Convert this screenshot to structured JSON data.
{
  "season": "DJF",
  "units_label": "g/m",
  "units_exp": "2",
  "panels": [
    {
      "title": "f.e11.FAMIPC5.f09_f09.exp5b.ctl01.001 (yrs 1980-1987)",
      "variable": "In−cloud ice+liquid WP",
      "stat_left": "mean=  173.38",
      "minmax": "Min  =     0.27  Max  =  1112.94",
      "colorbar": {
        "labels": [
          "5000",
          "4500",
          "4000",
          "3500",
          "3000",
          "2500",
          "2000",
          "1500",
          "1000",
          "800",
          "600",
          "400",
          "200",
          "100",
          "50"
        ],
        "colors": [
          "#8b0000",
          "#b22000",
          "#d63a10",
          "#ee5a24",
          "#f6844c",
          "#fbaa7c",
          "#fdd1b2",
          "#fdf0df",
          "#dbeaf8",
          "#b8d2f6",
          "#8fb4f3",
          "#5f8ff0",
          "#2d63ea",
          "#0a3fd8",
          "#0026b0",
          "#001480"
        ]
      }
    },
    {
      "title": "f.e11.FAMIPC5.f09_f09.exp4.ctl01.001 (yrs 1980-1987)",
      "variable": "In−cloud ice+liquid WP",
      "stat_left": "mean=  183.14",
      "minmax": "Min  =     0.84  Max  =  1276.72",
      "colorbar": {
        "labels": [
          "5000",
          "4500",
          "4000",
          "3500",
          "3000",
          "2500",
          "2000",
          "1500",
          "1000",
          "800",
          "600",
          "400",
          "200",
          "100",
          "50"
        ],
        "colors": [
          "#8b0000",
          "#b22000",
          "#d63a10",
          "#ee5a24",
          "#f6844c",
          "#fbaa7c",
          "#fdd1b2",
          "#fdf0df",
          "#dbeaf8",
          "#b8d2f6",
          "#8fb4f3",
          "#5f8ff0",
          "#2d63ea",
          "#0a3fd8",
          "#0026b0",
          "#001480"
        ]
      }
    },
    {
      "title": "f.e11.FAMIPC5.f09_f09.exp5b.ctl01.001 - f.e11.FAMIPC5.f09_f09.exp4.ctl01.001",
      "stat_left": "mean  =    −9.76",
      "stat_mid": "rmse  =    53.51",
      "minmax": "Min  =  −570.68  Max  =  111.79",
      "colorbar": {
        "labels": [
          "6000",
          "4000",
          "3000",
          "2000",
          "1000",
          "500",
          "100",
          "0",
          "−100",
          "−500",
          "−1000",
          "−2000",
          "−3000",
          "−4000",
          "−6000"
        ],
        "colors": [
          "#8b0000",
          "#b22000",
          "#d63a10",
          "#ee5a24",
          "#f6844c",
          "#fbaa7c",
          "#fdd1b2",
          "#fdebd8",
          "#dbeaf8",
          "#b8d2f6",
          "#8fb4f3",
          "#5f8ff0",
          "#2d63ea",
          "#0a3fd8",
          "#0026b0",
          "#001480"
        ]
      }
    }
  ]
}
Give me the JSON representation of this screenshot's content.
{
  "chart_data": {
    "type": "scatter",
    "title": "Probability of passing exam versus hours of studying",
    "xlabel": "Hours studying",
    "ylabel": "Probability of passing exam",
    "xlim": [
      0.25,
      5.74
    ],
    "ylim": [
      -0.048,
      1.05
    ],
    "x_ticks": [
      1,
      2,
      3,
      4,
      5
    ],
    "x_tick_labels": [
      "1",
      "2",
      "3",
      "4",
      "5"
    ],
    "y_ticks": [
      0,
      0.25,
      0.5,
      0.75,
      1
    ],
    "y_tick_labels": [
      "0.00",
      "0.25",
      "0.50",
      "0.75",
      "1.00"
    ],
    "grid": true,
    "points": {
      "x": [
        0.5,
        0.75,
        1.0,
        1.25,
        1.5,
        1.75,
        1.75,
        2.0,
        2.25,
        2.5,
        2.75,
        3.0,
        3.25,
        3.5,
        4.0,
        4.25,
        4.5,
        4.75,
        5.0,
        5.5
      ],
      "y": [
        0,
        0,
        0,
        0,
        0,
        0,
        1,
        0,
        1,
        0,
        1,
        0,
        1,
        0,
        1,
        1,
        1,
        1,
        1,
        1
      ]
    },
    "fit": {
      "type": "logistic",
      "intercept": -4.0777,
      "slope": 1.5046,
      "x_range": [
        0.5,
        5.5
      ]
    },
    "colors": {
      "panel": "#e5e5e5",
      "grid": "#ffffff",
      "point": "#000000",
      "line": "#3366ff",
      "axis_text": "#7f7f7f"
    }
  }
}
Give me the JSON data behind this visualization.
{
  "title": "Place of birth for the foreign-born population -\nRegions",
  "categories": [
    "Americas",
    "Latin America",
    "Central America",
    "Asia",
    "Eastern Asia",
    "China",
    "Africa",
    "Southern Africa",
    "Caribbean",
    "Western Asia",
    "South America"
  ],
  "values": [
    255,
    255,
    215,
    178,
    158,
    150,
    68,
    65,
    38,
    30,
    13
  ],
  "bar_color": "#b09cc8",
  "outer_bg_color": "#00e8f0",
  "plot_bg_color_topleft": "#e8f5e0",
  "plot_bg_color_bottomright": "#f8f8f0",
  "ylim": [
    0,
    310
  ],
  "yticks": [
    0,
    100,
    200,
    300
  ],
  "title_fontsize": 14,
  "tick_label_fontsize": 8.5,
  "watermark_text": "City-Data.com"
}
● ● ● ●
What you are asked to do. Would you quote, exactly and only, the lines from the one containing "Give me the JSON data" to the end of the entries?

Response to the task.
Give me the JSON data behind this visualization.
{
  "title": "Place of birth for the foreign-born population -\nRegions",
  "categories": [
    "Americas",
    "Latin America",
    "Central America",
    "Asia",
    "Eastern Asia",
    "China",
    "Africa",
    "Southern Africa",
    "Caribbean",
    "Western Asia",
    "South America"
  ],
  "values": [
    255,
    255,
    215,
    178,
    158,
    150,
    68,
    65,
    38,
    30,
    13
  ],
  "bar_color": "#b09cc8",
  "outer_bg_color": "#00e8f0",
  "plot_bg_color_topleft": "#e8f5e0",
  "plot_bg_color_bottomright": "#f8f8f0",
  "ylim": [
    0,
    310
  ],
  "yticks": [
    0,
    100,
    200,
    300
  ],
  "title_fontsize": 14,
  "tick_label_fontsize": 8.5,
  "watermark_text": "City-Data.com"
}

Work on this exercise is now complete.